__Task directions__: Copy out, unchanged, the stretch of rows from the very first one through the line that contains "nav-pay-bills[interactable]: Pay Bills", both ends included.

--------

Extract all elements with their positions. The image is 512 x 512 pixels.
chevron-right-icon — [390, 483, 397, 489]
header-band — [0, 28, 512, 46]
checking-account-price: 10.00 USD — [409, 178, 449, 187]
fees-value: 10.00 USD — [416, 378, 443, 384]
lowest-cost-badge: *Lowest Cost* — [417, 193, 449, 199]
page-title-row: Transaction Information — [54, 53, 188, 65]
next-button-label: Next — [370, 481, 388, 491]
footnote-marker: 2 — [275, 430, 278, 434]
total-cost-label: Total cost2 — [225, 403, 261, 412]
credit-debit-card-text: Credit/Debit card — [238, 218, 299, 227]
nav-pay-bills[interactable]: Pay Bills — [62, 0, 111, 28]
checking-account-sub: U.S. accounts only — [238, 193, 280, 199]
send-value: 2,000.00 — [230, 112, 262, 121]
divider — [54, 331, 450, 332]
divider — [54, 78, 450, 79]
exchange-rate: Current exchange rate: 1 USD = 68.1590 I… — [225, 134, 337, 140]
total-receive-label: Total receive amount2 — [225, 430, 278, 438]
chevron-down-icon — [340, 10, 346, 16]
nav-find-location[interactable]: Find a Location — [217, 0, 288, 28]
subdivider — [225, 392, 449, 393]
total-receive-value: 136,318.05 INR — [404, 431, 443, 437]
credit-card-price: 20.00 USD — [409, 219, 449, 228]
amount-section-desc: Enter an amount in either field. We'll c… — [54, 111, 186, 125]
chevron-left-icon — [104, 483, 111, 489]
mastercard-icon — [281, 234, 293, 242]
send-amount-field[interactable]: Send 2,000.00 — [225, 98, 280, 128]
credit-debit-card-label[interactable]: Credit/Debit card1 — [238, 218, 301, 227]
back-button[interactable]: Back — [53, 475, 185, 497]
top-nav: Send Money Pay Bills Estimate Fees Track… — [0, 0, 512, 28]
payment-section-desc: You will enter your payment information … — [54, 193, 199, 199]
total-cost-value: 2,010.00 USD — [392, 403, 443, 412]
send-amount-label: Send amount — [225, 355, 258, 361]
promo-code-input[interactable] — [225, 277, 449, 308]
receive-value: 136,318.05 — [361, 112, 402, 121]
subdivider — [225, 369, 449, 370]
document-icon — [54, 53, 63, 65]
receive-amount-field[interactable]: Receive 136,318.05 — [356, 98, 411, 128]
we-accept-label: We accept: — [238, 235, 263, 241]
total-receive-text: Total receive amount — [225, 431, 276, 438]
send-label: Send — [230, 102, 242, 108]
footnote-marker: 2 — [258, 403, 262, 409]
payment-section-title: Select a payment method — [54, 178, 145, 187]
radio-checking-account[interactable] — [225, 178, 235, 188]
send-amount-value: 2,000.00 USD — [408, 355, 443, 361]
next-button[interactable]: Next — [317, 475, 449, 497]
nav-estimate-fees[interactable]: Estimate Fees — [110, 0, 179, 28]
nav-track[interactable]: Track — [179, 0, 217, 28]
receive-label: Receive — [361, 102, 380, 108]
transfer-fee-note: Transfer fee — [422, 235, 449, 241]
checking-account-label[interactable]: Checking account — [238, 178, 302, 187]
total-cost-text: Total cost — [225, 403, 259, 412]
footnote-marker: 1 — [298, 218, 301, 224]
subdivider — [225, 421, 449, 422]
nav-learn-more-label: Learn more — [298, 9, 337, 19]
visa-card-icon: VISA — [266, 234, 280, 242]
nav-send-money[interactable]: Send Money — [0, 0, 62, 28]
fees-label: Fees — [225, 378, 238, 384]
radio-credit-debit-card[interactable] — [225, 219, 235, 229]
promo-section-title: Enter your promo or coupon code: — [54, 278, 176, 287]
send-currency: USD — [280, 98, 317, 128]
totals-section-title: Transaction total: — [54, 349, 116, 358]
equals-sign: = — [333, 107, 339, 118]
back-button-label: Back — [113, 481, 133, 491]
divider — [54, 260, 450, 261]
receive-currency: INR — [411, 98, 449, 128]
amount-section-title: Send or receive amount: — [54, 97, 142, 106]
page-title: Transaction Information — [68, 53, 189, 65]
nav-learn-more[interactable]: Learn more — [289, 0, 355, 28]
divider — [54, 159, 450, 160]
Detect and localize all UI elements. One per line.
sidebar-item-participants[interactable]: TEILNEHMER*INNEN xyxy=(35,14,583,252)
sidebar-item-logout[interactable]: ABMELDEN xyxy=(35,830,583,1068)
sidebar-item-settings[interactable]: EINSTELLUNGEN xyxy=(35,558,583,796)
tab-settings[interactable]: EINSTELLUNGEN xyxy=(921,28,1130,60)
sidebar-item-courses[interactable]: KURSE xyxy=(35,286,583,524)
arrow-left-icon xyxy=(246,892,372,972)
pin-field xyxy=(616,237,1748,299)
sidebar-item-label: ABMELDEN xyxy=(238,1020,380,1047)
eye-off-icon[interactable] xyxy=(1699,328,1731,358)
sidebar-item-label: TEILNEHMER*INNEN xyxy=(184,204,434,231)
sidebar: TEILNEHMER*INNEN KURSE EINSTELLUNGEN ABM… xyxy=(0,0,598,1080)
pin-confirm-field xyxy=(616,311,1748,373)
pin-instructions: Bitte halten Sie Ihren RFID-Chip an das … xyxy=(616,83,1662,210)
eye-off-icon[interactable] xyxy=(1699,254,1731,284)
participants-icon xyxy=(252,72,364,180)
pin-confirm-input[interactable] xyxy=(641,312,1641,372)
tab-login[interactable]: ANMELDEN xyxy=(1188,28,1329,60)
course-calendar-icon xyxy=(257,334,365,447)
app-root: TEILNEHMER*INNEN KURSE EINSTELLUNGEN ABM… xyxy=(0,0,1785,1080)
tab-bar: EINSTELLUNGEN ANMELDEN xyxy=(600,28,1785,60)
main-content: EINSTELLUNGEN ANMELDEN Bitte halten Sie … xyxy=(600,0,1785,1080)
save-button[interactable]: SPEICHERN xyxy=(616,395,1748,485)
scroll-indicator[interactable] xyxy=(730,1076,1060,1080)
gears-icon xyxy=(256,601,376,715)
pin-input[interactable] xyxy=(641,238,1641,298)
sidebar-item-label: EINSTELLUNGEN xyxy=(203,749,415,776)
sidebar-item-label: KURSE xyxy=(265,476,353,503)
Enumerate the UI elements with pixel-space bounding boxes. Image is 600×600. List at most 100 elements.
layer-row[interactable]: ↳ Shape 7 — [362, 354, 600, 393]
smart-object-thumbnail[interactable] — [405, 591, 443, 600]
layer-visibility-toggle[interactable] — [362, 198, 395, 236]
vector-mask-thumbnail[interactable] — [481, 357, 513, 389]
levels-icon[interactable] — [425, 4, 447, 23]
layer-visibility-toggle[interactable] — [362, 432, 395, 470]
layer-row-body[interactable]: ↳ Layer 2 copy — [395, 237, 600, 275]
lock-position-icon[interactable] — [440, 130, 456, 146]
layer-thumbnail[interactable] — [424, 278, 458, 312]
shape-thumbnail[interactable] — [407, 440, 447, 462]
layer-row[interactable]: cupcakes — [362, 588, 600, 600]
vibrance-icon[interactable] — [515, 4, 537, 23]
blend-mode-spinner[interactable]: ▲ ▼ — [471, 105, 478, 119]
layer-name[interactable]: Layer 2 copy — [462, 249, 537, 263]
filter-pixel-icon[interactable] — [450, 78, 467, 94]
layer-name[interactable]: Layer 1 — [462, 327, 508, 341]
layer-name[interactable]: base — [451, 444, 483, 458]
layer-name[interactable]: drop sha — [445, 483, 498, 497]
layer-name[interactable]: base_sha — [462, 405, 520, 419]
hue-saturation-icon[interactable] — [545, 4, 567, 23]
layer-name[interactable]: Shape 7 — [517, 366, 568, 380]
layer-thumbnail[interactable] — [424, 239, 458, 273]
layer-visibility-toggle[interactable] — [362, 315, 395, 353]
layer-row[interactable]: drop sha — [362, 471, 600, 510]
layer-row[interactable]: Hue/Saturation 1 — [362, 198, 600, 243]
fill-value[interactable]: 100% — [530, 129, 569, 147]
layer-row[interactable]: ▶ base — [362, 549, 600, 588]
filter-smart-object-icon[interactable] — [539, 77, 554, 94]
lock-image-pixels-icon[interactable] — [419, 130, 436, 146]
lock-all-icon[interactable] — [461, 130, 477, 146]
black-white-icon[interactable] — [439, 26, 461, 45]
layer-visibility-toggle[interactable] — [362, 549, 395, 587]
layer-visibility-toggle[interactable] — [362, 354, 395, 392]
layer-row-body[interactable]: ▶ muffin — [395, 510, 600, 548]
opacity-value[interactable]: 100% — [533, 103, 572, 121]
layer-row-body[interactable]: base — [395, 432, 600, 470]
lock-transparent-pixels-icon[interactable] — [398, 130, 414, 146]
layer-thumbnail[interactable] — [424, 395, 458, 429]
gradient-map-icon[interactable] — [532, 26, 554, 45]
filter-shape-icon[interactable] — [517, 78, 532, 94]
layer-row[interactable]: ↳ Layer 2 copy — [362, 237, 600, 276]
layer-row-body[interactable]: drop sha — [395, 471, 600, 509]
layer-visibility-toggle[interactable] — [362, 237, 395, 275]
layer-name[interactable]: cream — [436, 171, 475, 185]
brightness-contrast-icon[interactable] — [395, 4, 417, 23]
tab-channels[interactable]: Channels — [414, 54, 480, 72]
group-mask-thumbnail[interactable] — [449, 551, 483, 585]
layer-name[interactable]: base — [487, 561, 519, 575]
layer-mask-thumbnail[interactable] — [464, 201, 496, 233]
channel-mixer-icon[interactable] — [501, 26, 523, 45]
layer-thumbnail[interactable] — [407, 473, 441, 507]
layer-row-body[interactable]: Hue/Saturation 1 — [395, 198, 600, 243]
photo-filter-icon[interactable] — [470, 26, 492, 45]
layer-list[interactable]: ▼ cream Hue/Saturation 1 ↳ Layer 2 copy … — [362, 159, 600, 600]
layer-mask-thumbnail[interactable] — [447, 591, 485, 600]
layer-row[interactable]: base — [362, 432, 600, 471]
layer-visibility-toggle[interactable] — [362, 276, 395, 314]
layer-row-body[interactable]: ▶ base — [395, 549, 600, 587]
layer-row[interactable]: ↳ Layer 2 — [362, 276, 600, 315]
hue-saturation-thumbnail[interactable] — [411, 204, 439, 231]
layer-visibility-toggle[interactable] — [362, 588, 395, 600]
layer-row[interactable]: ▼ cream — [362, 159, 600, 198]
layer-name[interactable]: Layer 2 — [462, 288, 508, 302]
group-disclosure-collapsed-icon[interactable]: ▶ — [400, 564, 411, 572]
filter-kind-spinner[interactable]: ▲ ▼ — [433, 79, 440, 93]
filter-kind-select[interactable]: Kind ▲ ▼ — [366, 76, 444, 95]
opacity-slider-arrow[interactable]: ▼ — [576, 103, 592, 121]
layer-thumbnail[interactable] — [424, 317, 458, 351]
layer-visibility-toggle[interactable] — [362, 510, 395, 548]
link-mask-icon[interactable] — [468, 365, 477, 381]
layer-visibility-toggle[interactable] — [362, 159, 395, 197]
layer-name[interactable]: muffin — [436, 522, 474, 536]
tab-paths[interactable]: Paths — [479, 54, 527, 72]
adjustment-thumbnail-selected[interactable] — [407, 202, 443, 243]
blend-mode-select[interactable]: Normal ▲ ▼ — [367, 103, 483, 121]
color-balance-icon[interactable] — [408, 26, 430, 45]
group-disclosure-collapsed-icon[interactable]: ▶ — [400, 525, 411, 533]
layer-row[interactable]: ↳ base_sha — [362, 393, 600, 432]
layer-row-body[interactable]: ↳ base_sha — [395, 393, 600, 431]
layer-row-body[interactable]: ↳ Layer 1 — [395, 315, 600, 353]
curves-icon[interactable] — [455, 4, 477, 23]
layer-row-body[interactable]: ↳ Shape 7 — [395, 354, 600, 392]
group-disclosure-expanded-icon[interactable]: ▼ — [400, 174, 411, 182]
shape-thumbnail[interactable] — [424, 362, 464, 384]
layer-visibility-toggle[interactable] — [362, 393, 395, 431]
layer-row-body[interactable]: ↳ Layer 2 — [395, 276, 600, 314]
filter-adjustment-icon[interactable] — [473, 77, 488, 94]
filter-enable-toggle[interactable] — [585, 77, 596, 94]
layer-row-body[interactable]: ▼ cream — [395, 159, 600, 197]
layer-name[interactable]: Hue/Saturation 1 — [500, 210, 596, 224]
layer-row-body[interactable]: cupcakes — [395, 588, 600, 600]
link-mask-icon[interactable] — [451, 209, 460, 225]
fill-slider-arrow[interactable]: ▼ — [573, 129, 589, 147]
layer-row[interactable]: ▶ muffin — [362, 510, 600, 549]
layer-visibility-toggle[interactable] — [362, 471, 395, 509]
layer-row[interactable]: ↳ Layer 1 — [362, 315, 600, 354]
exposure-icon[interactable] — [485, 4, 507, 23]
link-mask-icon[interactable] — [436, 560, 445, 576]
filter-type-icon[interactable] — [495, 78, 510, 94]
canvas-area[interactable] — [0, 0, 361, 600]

--------

__Result of the exercise__:
Extract all elements with their positions. The image is 512 x 512 pixels.
chevron-right-icon — [390, 483, 397, 489]
header-band — [0, 28, 512, 46]
checking-account-price: 10.00 USD — [409, 178, 449, 187]
fees-value: 10.00 USD — [416, 378, 443, 384]
lowest-cost-badge: *Lowest Cost* — [417, 193, 449, 199]
page-title-row: Transaction Information — [54, 53, 188, 65]
next-button-label: Next — [370, 481, 388, 491]
footnote-marker: 2 — [275, 430, 278, 434]
total-cost-label: Total cost2 — [225, 403, 261, 412]
credit-debit-card-text: Credit/Debit card — [238, 218, 299, 227]
nav-pay-bills[interactable]: Pay Bills — [62, 0, 111, 28]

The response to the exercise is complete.